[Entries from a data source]
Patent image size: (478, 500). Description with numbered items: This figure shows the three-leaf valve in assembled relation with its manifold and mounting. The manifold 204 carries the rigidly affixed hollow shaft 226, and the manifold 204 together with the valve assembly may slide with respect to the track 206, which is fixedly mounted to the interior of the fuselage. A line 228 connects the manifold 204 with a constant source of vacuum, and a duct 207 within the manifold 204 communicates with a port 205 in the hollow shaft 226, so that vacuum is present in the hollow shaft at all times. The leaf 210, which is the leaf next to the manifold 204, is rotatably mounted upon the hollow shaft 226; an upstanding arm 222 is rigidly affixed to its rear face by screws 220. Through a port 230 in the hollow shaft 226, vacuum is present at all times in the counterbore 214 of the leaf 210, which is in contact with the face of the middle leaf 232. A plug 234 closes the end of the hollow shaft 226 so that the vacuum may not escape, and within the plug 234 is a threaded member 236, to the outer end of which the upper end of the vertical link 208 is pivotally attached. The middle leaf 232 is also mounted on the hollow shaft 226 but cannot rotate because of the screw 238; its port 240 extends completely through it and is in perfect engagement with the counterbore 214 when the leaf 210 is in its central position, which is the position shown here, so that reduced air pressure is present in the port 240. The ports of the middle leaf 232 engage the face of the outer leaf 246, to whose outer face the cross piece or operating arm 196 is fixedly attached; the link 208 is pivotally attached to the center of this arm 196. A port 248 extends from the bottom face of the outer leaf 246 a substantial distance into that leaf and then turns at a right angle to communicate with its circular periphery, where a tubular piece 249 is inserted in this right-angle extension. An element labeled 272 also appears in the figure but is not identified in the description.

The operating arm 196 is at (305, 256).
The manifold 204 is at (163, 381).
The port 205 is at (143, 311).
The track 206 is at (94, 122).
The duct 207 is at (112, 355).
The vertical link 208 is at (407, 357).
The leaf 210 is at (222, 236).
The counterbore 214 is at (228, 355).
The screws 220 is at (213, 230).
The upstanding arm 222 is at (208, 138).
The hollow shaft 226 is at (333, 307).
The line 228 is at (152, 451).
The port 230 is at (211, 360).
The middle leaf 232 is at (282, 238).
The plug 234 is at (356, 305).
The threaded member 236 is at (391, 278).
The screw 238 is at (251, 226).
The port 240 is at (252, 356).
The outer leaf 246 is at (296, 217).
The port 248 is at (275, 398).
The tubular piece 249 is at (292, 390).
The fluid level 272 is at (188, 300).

SET TASK: Reproduce every line of the entries above word for word, keeping their original order.

EXERCISE SOLUTION:
Patent image size: (478, 500). Description with numbered items: This figure shows the three-leaf valve in assembled relation with its manifold and mounting. The manifold 204 carries the rigidly affixed hollow shaft 226, and the manifold 204 together with the valve assembly may slide with respect to the track 206, which is fixedly mounted to the interior of the fuselage. A line 228 connects the manifold 204 with a constant source of vacuum, and a duct 207 within the manifold 204 communicates with a port 205 in the hollow shaft 226, so that vacuum is present in the hollow shaft at all times. The leaf 210, which is the leaf next to the manifold 204, is rotatably mounted upon the hollow shaft 226; an upstanding arm 222 is rigidly affixed to its rear face by screws 220. Through a port 230 in the hollow shaft 226, vacuum is present at all times in the counterbore 214 of the leaf 210, which is in contact with the face of the middle leaf 232. A plug 234 closes the end of the hollow shaft 226 so that the vacuum may not escape, and within the plug 234 is a threaded member 236, to the outer end of which the upper end of the vertical link 208 is pivotally attached. The middle leaf 232 is also mounted on the hollow shaft 226 but cannot rotate because of the screw 238; its port 240 extends completely through it and is in perfect engagement with the counterbore 214 when the leaf 210 is in its central position, which is the position shown here, so that reduced air pressure is present in the port 240. The ports of the middle leaf 232 engage the face of the outer leaf 246, to whose outer face the cross piece or operating arm 196 is fixedly attached; the link 208 is pivotally attached to the center of this arm 196. A port 248 extends from the bottom face of the outer leaf 246 a substantial distance into that leaf and then turns at a right angle to communicate with its circular periphery, where a tubular piece 249 is inserted in this right-angle extension. An element labeled 272 also appears in the figure but is not identified in the description.

The operating arm 196 is at (305, 256).
The manifold 204 is at (163, 381).
The port 205 is at (143, 311).
The track 206 is at (94, 122).
The duct 207 is at (112, 355).
The vertical link 208 is at (407, 357).
The leaf 210 is at (222, 236).
The counterbore 214 is at (228, 355).
The screws 220 is at (213, 230).
The upstanding arm 222 is at (208, 138).
The hollow shaft 226 is at (333, 307).
The line 228 is at (152, 451).
The port 230 is at (211, 360).
The middle leaf 232 is at (282, 238).
The plug 234 is at (356, 305).
The threaded member 236 is at (391, 278).
The screw 238 is at (251, 226).
The port 240 is at (252, 356).
The outer leaf 246 is at (296, 217).
The port 248 is at (275, 398).
The tubular piece 249 is at (292, 390).
The fluid level 272 is at (188, 300).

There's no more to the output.